Directive> Sort through the entries below and pull out lines containing the word "Intensity".

>> BEGIN Source data

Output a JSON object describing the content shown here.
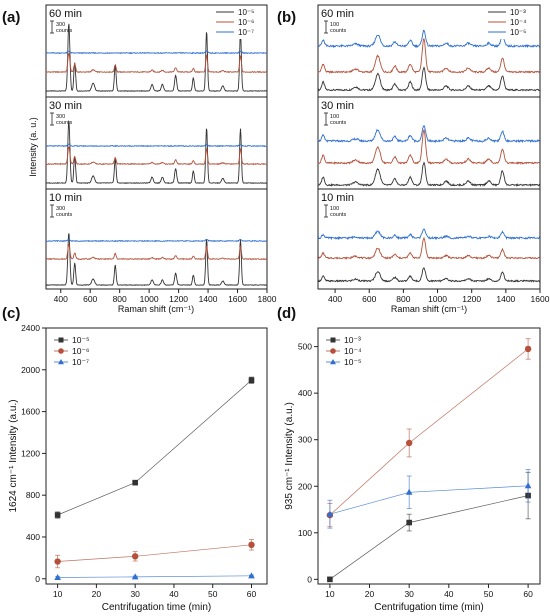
{
  "panels": {
    "a": {
      "letter": "(a)",
      "xlabel": "Raman shift (cm⁻¹)",
      "ylabel": "Intensity (a. u.)",
      "xticks": [
        "400",
        "600",
        "800",
        "1000",
        "1200",
        "1400",
        "1600",
        "1800"
      ],
      "xrange": [
        300,
        1800
      ],
      "scale_bar_label": [
        "300",
        "counts"
      ],
      "legend": [
        "10⁻⁵",
        "10⁻⁶",
        "10⁻⁷"
      ],
      "blocks": [
        "60 min",
        "30 min",
        "10 min"
      ]
    },
    "b": {
      "letter": "(b)",
      "xlabel": "Raman shift (cm⁻¹)",
      "xticks": [
        "400",
        "600",
        "800",
        "1000",
        "1200",
        "1400",
        "1600"
      ],
      "xrange": [
        300,
        1600
      ],
      "scale_bar_label": [
        "100",
        "counts"
      ],
      "legend": [
        "10⁻³",
        "10⁻⁴",
        "10⁻⁵"
      ],
      "blocks": [
        "60 min",
        "30 min",
        "10 min"
      ]
    },
    "c": {
      "letter": "(c)"
    },
    "d": {
      "letter": "(d)"
    }
  },
  "colors": {
    "black": "#333333",
    "red": "#b5503a",
    "blue": "#2f6fd0",
    "gray_line": "#888888"
  },
  "chart_data": [
    {
      "type": "line",
      "title": "",
      "xlabel": "Centrifugation time (min)",
      "ylabel": "1624 cm⁻¹ Intensity (a.u.)",
      "x": [
        10,
        30,
        60
      ],
      "xticks": [
        10,
        20,
        30,
        40,
        50,
        60
      ],
      "yticks": [
        0,
        400,
        800,
        1200,
        1600,
        2000,
        2400
      ],
      "xlim": [
        7,
        64
      ],
      "ylim": [
        -50,
        2400
      ],
      "legend_position": "top-left",
      "series": [
        {
          "name": "10⁻⁵",
          "values": [
            610,
            920,
            1900
          ],
          "errors": [
            30,
            20,
            30
          ],
          "marker": "square",
          "color": "#333333"
        },
        {
          "name": "10⁻⁶",
          "values": [
            165,
            215,
            325
          ],
          "errors": [
            60,
            45,
            50
          ],
          "marker": "circle",
          "color": "#b5503a"
        },
        {
          "name": "10⁻⁷",
          "values": [
            12,
            18,
            28
          ],
          "errors": [
            10,
            8,
            8
          ],
          "marker": "triangle",
          "color": "#2f6fd0"
        }
      ]
    },
    {
      "type": "line",
      "title": "",
      "xlabel": "Centrifugation time (min)",
      "ylabel": "935 cm⁻¹ Intensity (a.u.)",
      "x": [
        10,
        30,
        60
      ],
      "xticks": [
        10,
        20,
        30,
        40,
        50,
        60
      ],
      "yticks": [
        0,
        100,
        200,
        300,
        400,
        500
      ],
      "xlim": [
        7,
        63
      ],
      "ylim": [
        -10,
        540
      ],
      "legend_position": "top-left",
      "series": [
        {
          "name": "10⁻³",
          "values": [
            0,
            122,
            180
          ],
          "errors": [
            0,
            18,
            50
          ],
          "marker": "square",
          "color": "#333333"
        },
        {
          "name": "10⁻⁴",
          "values": [
            138,
            293,
            495
          ],
          "errors": [
            25,
            30,
            22
          ],
          "marker": "circle",
          "color": "#b5503a"
        },
        {
          "name": "10⁻⁵",
          "values": [
            140,
            187,
            201
          ],
          "errors": [
            30,
            35,
            35
          ],
          "marker": "triangle",
          "color": "#2f6fd0"
        }
      ]
    }
  ]
}
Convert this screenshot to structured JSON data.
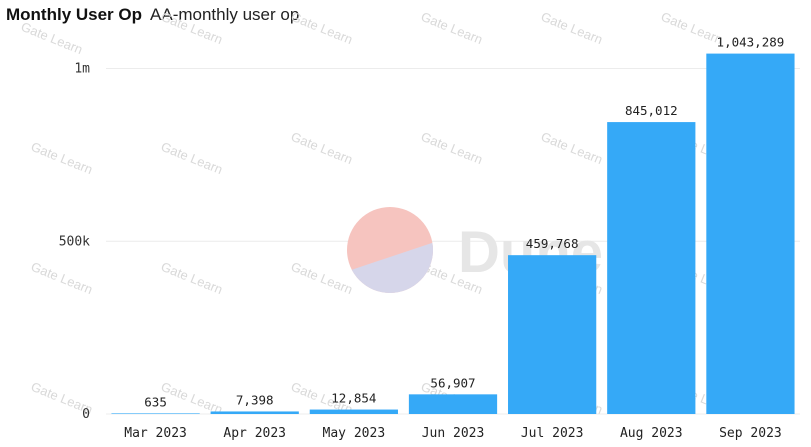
{
  "header": {
    "title": "Monthly User Op",
    "subtitle": "AA-monthly user op"
  },
  "watermark": {
    "brand": "Dune",
    "repeat_text": "Gate Learn",
    "colors": {
      "circle_top": "#f6c4bf",
      "circle_bottom": "#d6d6ea",
      "text": "#e6e6e6"
    }
  },
  "colors": {
    "bar": "#35a9f7",
    "gridline": "#ececec",
    "axis_text": "#333333"
  },
  "chart_data": {
    "type": "bar",
    "title": "Monthly User Op",
    "subtitle": "AA-monthly user op",
    "xlabel": "",
    "ylabel": "",
    "categories": [
      "Mar 2023",
      "Apr 2023",
      "May 2023",
      "Jun 2023",
      "Jul 2023",
      "Aug 2023",
      "Sep 2023"
    ],
    "values": [
      635,
      7398,
      12854,
      56907,
      459768,
      845012,
      1043289
    ],
    "data_labels": [
      "635",
      "7,398",
      "12,854",
      "56,907",
      "459,768",
      "845,012",
      "1,043,289"
    ],
    "y_ticks": [
      {
        "value": 0,
        "label": "0"
      },
      {
        "value": 500000,
        "label": "500k"
      },
      {
        "value": 1000000,
        "label": "1m"
      }
    ],
    "ylim": [
      0,
      1100000
    ],
    "grid": true,
    "legend": "none"
  }
}
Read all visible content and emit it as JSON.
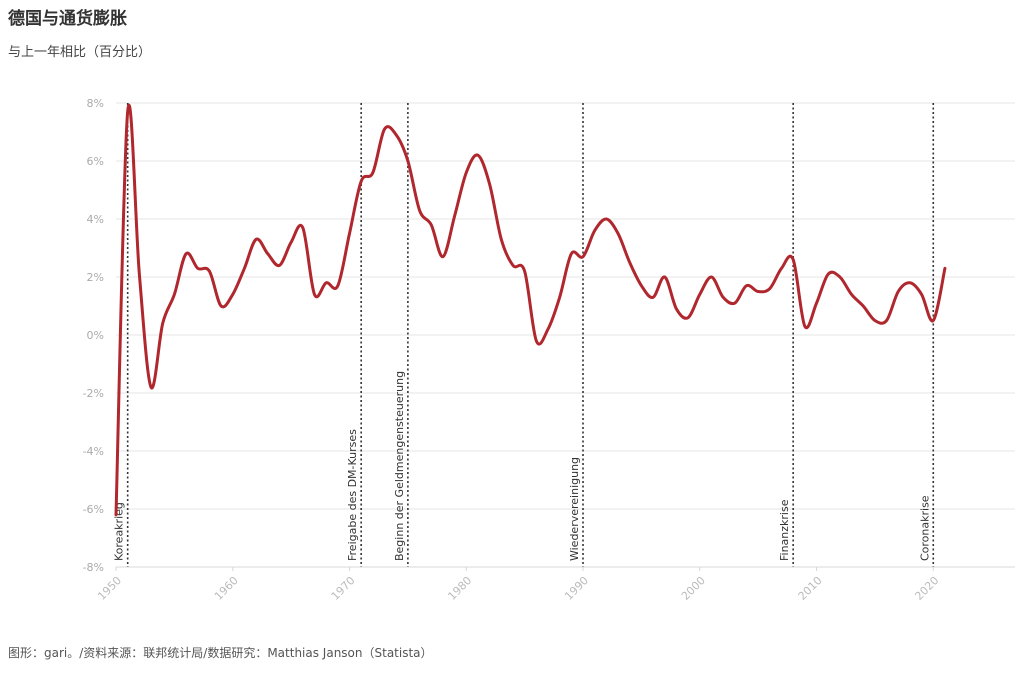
{
  "title": "德国与通货膨胀",
  "subtitle": "与上一年相比（百分比）",
  "footer": "图形：gari。/资料来源：联邦统计局/数据研究：Matthias Janson（Statista）",
  "colors": {
    "line": "#b0272d",
    "grid": "#e6e6e6",
    "event_line": "#333333"
  },
  "chart_data": {
    "type": "line",
    "title": "德国与通货膨胀",
    "subtitle": "与上一年相比（百分比）",
    "xlabel": "",
    "ylabel": "",
    "xlim": [
      1950,
      2027
    ],
    "ylim": [
      -8,
      8
    ],
    "x_ticks": [
      1950,
      1960,
      1970,
      1980,
      1990,
      2000,
      2010,
      2020
    ],
    "x_tick_labels": [
      "1950",
      "1960",
      "1970",
      "1980",
      "1990",
      "2000",
      "2010",
      "2020"
    ],
    "y_ticks": [
      -8,
      -6,
      -4,
      -2,
      0,
      2,
      4,
      6,
      8
    ],
    "y_tick_labels": [
      "-8%",
      "-6%",
      "-4%",
      "-2%",
      "0%",
      "2%",
      "4%",
      "6%",
      "8%"
    ],
    "grid": true,
    "series": [
      {
        "name": "Inflation",
        "x": [
          1950,
          1951,
          1952,
          1953,
          1954,
          1955,
          1956,
          1957,
          1958,
          1959,
          1960,
          1961,
          1962,
          1963,
          1964,
          1965,
          1966,
          1967,
          1968,
          1969,
          1970,
          1971,
          1972,
          1973,
          1974,
          1975,
          1976,
          1977,
          1978,
          1979,
          1980,
          1981,
          1982,
          1983,
          1984,
          1985,
          1986,
          1987,
          1988,
          1989,
          1990,
          1991,
          1992,
          1993,
          1994,
          1995,
          1996,
          1997,
          1998,
          1999,
          2000,
          2001,
          2002,
          2003,
          2004,
          2005,
          2006,
          2007,
          2008,
          2009,
          2010,
          2011,
          2012,
          2013,
          2014,
          2015,
          2016,
          2017,
          2018,
          2019,
          2020,
          2021
        ],
        "values": [
          -6.2,
          7.7,
          2.1,
          -1.8,
          0.4,
          1.4,
          2.8,
          2.3,
          2.2,
          1.0,
          1.4,
          2.3,
          3.3,
          2.8,
          2.4,
          3.2,
          3.7,
          1.4,
          1.8,
          1.7,
          3.5,
          5.3,
          5.6,
          7.1,
          6.9,
          6.0,
          4.3,
          3.8,
          2.7,
          4.1,
          5.6,
          6.2,
          5.2,
          3.3,
          2.4,
          2.2,
          -0.2,
          0.2,
          1.3,
          2.8,
          2.7,
          3.6,
          4.0,
          3.5,
          2.5,
          1.7,
          1.3,
          2.0,
          0.9,
          0.6,
          1.4,
          2.0,
          1.3,
          1.1,
          1.7,
          1.5,
          1.6,
          2.3,
          2.6,
          0.3,
          1.1,
          2.1,
          2.0,
          1.4,
          1.0,
          0.5,
          0.5,
          1.5,
          1.8,
          1.4,
          0.5,
          2.3
        ]
      }
    ],
    "events": [
      {
        "year": 1951,
        "label": "Koreakrieg"
      },
      {
        "year": 1971,
        "label": "Freigabe des DM-Kurses"
      },
      {
        "year": 1975,
        "label": "Beginn der Geldmengensteuerung"
      },
      {
        "year": 1990,
        "label": "Wiedervereinigung"
      },
      {
        "year": 2008,
        "label": "Finanzkrise"
      },
      {
        "year": 2020,
        "label": "Coronakrise"
      }
    ]
  }
}
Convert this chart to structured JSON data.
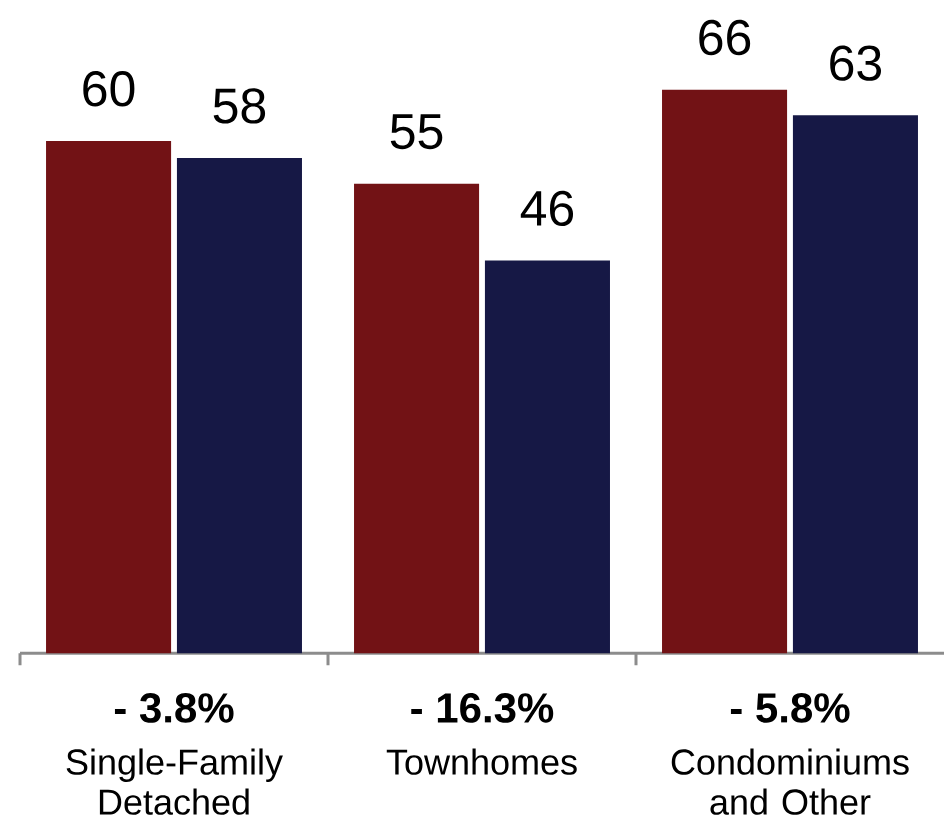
{
  "chart_data": {
    "type": "bar",
    "categories": [
      "Single-Family Detached",
      "Townhomes",
      "Condominiums and Other"
    ],
    "series": [
      {
        "color": "#721215",
        "values": [
          60,
          55,
          66
        ]
      },
      {
        "color": "#161845",
        "values": [
          58,
          46,
          63
        ]
      }
    ],
    "data_labels": true,
    "annotations": [
      "- 3.8%",
      "- 16.3%",
      "- 5.8%"
    ]
  }
}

>> END Source data

Solution for this problem>
      "ylabel": "Intensity (a. u.)",
      "ylabel": "1624 cm⁻¹ Intensity (a.u.)",
      "ylabel": "935 cm⁻¹ Intensity (a.u.)",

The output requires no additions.